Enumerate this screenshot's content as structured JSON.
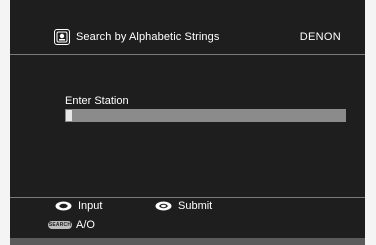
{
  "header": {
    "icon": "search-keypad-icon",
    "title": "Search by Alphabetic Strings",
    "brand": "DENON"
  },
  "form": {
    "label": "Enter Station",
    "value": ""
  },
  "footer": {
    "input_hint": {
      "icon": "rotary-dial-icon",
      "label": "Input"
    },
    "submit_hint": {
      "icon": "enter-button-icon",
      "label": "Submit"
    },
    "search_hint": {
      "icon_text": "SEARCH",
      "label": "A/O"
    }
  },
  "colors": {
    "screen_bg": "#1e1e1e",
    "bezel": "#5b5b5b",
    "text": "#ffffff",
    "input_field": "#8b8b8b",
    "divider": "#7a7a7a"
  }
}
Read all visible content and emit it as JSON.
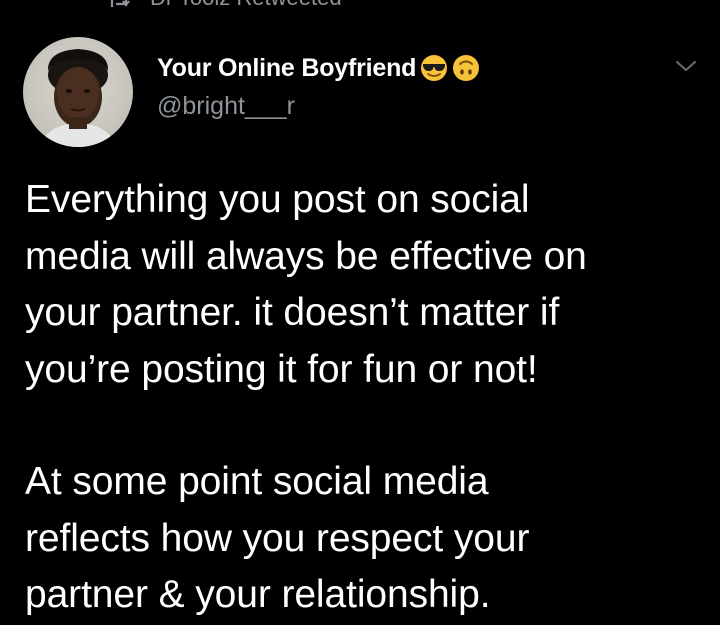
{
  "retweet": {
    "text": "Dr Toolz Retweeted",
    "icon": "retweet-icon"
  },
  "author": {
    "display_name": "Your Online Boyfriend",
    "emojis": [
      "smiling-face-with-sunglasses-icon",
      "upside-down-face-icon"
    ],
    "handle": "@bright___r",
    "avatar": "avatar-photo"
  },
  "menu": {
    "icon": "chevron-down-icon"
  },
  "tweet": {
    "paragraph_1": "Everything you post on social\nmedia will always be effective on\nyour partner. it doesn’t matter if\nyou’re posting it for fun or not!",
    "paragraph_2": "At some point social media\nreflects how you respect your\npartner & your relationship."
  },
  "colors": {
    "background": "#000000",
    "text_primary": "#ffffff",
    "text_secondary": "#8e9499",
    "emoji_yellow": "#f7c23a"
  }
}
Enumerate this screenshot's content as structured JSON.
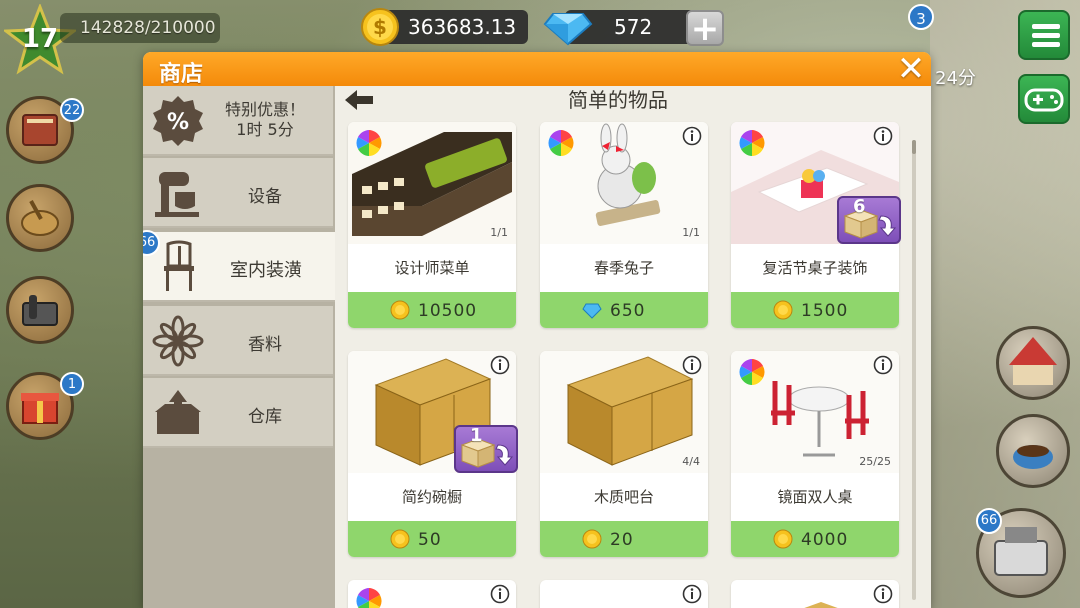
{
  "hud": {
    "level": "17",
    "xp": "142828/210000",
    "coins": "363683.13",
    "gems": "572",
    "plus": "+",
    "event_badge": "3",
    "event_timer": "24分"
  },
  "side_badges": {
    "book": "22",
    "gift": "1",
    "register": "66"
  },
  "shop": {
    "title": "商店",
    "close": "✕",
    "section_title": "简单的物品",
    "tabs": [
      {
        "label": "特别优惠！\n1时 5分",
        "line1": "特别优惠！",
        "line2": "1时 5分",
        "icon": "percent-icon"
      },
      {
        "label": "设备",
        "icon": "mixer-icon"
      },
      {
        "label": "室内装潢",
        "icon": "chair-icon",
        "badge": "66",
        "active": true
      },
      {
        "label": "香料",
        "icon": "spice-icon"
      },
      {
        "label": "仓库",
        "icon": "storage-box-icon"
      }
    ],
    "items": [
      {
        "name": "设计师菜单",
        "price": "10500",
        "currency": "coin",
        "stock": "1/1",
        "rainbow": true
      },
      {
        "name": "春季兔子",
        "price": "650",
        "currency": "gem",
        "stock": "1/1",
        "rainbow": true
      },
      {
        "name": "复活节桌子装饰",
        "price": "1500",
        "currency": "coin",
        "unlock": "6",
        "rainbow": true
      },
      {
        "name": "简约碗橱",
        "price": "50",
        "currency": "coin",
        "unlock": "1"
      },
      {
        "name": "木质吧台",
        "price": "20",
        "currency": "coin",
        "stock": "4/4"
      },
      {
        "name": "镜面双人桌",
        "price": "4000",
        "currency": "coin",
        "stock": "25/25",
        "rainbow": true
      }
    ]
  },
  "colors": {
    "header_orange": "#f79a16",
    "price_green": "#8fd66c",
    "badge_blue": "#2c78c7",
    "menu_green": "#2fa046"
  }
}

...

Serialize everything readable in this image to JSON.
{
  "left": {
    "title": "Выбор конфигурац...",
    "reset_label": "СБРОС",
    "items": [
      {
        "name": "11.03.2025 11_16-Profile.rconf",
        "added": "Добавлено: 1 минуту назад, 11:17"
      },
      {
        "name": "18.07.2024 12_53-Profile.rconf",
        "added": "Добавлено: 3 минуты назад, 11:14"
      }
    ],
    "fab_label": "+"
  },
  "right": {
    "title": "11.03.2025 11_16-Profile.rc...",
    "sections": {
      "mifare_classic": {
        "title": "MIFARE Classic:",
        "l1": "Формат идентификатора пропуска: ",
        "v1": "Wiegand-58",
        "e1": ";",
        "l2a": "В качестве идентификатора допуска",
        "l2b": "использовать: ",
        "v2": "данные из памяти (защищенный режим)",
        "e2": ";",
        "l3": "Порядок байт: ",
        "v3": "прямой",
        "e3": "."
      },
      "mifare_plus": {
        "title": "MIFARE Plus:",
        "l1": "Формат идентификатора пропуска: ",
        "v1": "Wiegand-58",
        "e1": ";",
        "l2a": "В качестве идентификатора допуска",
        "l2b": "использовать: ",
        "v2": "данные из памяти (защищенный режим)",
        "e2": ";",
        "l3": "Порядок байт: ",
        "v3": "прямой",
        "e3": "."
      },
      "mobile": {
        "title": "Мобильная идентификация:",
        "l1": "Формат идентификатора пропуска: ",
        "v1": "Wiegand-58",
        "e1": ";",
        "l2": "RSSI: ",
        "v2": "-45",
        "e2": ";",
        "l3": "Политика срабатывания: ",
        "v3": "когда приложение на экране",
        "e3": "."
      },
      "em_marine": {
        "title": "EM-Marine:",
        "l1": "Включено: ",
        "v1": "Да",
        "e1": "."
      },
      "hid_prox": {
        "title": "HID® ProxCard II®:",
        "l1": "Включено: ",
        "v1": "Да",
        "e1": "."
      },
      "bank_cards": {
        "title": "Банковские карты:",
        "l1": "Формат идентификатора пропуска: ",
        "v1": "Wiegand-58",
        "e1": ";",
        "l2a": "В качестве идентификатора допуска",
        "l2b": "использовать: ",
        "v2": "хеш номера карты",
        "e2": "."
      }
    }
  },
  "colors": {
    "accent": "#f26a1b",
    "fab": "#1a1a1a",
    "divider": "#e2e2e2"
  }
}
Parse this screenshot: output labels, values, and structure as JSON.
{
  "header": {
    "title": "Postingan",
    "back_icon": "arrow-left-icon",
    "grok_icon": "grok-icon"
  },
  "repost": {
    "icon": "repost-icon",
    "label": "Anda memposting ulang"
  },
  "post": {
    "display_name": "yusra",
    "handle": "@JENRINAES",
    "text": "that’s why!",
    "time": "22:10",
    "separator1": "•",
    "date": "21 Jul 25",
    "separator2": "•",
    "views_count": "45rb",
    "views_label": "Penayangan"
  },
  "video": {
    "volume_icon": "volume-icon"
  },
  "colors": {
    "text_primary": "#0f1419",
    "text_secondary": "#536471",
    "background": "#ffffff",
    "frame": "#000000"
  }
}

# [WORK REQUIRED]
Filter the listing for the word "social" and copy every line that holds it.

# [SOLUTION FOR THIS EXERCISE]
    "paragraph_1": "Everything you post on social\nmedia will always be effective on\nyour partner. it doesn’t matter if\nyou’re posting it for fun or not!",
    "paragraph_2": "At some point social media\nreflects how you respect your\npartner & your relationship."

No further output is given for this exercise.